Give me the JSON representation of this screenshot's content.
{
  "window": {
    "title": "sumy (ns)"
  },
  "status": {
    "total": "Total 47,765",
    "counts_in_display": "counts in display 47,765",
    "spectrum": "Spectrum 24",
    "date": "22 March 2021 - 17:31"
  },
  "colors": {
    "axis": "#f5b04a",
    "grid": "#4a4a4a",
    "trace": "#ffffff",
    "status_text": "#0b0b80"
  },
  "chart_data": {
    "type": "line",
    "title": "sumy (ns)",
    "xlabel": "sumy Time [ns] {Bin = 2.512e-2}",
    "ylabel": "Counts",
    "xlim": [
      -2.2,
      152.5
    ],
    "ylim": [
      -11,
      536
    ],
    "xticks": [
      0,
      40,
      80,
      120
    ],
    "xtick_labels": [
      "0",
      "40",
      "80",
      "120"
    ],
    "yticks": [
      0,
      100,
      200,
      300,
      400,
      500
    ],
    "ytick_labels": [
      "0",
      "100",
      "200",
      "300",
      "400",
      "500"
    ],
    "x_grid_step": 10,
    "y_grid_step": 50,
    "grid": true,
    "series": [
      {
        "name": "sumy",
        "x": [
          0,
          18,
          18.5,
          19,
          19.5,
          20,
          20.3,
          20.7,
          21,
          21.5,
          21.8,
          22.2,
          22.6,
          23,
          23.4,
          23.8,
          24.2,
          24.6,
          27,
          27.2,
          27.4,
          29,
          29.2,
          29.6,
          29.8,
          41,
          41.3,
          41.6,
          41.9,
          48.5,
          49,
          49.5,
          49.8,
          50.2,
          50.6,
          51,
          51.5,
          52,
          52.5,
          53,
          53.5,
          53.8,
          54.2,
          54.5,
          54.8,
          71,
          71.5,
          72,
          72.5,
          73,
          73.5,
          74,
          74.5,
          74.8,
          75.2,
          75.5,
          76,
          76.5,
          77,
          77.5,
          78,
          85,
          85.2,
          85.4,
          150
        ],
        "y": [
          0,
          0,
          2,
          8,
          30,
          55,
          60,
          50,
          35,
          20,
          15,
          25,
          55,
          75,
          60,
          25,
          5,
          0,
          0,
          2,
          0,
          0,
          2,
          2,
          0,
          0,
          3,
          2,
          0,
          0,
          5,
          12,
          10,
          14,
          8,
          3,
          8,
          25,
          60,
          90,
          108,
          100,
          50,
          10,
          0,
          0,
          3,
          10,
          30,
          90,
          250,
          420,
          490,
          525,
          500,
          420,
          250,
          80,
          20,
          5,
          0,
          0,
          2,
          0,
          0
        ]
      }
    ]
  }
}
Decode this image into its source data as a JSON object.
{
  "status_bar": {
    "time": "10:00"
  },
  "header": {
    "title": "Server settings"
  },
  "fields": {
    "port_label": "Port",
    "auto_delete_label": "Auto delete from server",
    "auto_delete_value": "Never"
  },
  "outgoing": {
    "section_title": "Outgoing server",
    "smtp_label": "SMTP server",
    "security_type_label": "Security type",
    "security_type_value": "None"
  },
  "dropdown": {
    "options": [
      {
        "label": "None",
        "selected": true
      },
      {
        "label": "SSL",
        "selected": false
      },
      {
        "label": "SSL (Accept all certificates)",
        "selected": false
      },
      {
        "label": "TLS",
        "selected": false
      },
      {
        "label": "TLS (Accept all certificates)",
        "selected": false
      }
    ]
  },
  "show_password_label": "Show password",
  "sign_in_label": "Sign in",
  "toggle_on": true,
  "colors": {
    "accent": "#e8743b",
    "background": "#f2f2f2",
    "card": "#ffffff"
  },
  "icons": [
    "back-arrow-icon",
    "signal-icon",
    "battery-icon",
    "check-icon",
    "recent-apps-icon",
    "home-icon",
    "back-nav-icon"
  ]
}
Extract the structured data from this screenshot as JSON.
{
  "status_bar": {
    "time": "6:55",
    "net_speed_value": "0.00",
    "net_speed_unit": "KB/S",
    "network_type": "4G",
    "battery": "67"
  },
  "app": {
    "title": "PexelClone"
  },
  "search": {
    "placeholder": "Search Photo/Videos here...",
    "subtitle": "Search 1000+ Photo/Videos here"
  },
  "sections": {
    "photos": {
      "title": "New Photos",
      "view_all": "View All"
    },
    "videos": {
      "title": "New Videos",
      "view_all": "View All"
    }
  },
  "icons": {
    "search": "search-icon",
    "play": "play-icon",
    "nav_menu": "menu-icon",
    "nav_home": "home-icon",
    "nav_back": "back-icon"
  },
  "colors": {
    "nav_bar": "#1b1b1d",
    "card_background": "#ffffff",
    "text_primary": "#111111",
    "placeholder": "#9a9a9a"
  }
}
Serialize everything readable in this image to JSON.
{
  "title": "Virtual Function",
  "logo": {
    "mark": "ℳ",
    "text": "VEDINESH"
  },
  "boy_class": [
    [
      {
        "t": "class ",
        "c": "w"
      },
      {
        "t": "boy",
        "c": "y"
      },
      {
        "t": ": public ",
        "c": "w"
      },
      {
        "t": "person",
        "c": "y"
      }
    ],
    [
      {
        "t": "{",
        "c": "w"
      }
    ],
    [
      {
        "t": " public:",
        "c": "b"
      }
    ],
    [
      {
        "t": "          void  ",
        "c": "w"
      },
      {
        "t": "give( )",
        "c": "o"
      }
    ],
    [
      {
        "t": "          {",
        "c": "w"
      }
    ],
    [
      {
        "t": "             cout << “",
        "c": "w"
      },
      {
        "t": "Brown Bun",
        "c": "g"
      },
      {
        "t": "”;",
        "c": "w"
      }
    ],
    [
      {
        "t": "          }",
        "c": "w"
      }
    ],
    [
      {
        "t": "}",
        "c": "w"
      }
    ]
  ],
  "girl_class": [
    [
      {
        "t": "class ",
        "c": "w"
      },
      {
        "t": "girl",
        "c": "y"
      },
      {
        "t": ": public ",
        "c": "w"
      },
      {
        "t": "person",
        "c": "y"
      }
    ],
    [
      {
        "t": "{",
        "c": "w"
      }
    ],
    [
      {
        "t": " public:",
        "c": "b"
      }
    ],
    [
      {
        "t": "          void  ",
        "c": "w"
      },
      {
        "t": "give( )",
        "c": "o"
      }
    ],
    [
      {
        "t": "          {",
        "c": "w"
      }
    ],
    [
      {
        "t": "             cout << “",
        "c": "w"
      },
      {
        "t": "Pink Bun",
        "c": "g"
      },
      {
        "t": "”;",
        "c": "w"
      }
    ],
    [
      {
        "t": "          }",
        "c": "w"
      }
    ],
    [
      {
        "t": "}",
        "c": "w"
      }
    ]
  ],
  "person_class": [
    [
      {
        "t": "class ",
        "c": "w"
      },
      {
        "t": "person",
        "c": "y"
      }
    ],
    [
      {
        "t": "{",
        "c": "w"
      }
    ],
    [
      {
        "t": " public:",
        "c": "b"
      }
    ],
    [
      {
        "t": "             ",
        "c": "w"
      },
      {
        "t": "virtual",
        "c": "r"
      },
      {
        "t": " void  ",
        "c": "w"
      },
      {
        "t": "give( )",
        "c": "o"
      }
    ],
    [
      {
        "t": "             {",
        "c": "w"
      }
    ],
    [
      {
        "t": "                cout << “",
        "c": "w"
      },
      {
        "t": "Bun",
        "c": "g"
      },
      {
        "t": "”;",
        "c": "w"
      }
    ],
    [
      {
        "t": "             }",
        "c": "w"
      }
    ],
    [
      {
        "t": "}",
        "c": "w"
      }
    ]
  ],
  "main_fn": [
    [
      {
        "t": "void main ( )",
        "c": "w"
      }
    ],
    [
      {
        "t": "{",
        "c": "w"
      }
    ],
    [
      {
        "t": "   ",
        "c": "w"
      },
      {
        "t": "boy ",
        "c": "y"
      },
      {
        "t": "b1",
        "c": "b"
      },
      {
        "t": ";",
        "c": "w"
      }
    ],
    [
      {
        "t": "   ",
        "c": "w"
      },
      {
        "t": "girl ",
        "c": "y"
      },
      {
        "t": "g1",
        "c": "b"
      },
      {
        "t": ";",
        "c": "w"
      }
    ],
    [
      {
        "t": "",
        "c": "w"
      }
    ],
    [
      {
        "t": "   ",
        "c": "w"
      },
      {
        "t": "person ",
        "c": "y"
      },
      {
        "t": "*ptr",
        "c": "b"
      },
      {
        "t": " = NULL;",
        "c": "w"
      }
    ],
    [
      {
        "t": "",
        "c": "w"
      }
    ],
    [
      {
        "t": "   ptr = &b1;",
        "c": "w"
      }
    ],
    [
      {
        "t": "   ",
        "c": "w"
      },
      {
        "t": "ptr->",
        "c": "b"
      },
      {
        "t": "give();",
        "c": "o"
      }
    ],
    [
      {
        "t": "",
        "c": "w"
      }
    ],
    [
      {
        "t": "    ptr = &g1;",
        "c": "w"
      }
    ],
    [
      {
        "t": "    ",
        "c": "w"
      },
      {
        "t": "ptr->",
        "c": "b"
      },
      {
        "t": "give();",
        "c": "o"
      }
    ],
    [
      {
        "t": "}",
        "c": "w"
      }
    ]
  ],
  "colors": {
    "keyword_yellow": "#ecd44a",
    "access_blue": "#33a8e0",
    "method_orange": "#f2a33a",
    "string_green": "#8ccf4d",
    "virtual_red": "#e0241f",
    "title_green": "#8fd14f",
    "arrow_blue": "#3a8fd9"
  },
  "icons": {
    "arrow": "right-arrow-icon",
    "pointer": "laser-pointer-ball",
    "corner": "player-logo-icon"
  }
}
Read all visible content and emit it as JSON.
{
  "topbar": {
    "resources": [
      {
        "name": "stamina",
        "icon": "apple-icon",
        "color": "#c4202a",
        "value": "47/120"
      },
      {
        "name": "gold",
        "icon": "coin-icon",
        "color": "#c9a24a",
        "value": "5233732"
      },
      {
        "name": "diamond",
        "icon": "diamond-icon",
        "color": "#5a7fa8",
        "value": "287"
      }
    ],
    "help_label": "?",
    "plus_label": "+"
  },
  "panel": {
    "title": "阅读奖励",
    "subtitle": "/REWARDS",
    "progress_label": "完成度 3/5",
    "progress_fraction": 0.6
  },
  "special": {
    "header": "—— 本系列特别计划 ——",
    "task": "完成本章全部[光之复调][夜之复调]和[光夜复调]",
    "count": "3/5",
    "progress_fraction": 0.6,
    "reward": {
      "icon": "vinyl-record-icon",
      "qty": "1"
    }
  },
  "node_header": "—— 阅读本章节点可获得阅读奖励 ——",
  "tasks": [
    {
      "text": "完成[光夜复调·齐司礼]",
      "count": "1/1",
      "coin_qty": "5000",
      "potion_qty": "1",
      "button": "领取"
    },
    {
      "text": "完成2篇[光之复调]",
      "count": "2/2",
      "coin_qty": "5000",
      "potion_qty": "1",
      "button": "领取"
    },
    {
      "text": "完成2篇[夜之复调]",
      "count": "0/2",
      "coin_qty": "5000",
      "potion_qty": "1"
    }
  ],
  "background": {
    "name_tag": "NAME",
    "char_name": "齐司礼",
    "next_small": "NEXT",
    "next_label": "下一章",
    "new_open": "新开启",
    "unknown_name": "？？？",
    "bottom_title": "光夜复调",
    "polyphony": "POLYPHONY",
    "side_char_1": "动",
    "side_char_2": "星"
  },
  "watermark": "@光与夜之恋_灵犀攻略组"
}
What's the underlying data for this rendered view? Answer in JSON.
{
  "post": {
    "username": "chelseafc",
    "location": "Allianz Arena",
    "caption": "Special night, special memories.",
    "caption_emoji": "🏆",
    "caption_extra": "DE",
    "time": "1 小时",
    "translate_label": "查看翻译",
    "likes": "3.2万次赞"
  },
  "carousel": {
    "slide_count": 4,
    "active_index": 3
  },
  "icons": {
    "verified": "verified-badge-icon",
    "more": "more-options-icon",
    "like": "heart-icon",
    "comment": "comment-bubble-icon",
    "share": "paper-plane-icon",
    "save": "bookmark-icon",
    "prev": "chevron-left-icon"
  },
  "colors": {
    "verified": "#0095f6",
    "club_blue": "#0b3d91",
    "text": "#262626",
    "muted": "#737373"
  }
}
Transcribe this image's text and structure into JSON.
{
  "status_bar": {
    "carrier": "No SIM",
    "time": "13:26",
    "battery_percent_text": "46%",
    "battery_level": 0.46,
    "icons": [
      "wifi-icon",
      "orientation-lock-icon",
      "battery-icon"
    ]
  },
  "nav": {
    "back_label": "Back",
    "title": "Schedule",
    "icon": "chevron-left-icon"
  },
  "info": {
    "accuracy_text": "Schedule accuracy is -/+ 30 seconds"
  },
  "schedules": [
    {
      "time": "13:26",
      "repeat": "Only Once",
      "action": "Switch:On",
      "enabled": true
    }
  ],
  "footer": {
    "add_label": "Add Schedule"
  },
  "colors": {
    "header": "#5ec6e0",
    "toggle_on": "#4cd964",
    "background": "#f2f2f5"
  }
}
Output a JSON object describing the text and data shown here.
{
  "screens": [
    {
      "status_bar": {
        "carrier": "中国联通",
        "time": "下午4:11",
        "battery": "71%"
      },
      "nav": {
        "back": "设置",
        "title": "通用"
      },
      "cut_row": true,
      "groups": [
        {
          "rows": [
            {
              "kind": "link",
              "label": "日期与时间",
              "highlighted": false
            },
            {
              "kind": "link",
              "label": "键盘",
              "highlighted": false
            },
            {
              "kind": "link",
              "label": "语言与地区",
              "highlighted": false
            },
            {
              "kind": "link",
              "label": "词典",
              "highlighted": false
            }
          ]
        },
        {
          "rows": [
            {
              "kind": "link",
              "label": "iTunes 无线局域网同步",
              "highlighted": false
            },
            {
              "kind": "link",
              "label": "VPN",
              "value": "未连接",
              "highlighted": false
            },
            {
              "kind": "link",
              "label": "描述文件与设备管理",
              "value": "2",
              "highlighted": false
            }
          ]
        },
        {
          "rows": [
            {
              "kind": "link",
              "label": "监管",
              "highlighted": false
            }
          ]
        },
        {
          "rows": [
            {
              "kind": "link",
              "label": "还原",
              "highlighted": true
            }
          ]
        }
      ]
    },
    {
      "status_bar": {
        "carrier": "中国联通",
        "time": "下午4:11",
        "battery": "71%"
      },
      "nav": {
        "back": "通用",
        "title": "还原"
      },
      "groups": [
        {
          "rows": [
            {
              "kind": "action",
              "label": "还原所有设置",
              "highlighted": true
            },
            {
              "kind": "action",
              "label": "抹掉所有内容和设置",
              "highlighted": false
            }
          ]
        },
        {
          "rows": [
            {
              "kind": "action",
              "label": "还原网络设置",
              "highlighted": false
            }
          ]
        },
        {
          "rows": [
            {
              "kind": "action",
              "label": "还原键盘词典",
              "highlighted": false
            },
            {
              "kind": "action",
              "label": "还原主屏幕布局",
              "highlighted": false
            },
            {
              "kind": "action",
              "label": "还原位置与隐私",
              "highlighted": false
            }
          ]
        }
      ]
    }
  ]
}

EXERCISE DESCRIPTION: Filter the records, keeping only lines that contain "subtitle", and show those lines.

REPLY:
    "subtitle": "Search 1000+ Photo/Videos here"
    "subtitle": "/REWARDS",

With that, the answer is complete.